> **DATA TO USE**
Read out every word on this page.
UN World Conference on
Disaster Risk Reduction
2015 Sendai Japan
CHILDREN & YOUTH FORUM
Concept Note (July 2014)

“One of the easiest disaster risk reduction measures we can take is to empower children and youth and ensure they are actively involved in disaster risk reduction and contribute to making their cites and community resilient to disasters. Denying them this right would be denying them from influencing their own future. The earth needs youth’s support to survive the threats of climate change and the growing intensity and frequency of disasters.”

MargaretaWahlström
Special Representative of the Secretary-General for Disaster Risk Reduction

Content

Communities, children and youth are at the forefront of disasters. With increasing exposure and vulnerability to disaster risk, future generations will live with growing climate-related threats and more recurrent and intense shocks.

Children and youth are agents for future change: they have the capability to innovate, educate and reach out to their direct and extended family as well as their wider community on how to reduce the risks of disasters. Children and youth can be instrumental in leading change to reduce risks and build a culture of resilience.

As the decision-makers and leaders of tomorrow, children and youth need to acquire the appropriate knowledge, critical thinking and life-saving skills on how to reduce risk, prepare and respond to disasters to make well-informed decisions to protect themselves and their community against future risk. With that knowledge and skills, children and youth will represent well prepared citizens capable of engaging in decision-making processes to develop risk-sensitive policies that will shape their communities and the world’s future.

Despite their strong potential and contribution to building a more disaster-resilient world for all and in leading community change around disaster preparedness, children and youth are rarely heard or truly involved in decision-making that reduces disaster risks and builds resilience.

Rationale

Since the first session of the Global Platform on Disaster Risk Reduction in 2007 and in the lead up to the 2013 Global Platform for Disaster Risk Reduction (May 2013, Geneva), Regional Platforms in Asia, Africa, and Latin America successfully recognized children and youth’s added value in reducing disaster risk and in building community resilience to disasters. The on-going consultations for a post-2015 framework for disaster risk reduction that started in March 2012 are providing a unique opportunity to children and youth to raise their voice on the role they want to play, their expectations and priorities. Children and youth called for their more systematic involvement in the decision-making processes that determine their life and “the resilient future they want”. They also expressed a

> **REQUIRED WORK**
From the first line to the last, retype the data exactly.

> **ANSWER TO THE TASK**
Read out every word on this page.
UN World Conference on
Disaster Risk Reduction
2015 Sendai Japan
CHILDREN & YOUTH FORUM
Concept Note (July 2014)

“One of the easiest disaster risk reduction measures we can take is to empower children and youth and ensure they are actively involved in disaster risk reduction and contribute to making their cites and community resilient to disasters. Denying them this right would be denying them from influencing their own future. The earth needs youth’s support to survive the threats of climate change and the growing intensity and frequency of disasters.”

MargaretaWahlström
Special Representative of the Secretary-General for Disaster Risk Reduction

Content

Communities, children and youth are at the forefront of disasters. With increasing exposure and vulnerability to disaster risk, future generations will live with growing climate-related threats and more recurrent and intense shocks.

Children and youth are agents for future change: they have the capability to innovate, educate and reach out to their direct and extended family as well as their wider community on how to reduce the risks of disasters. Children and youth can be instrumental in leading change to reduce risks and build a culture of resilience.

As the decision-makers and leaders of tomorrow, children and youth need to acquire the appropriate knowledge, critical thinking and life-saving skills on how to reduce risk, prepare and respond to disasters to make well-informed decisions to protect themselves and their community against future risk. With that knowledge and skills, children and youth will represent well prepared citizens capable of engaging in decision-making processes to develop risk-sensitive policies that will shape their communities and the world’s future.

Despite their strong potential and contribution to building a more disaster-resilient world for all and in leading community change around disaster preparedness, children and youth are rarely heard or truly involved in decision-making that reduces disaster risks and builds resilience.

Rationale

Since the first session of the Global Platform on Disaster Risk Reduction in 2007 and in the lead up to the 2013 Global Platform for Disaster Risk Reduction (May 2013, Geneva), Regional Platforms in Asia, Africa, and Latin America successfully recognized children and youth’s added value in reducing disaster risk and in building community resilience to disasters. The on-going consultations for a post-2015 framework for disaster risk reduction that started in March 2012 are providing a unique opportunity to children and youth to raise their voice on the role they want to play, their expectations and priorities. Children and youth called for their more systematic involvement in the decision-making processes that determine their life and “the resilient future they want”. They also expressed a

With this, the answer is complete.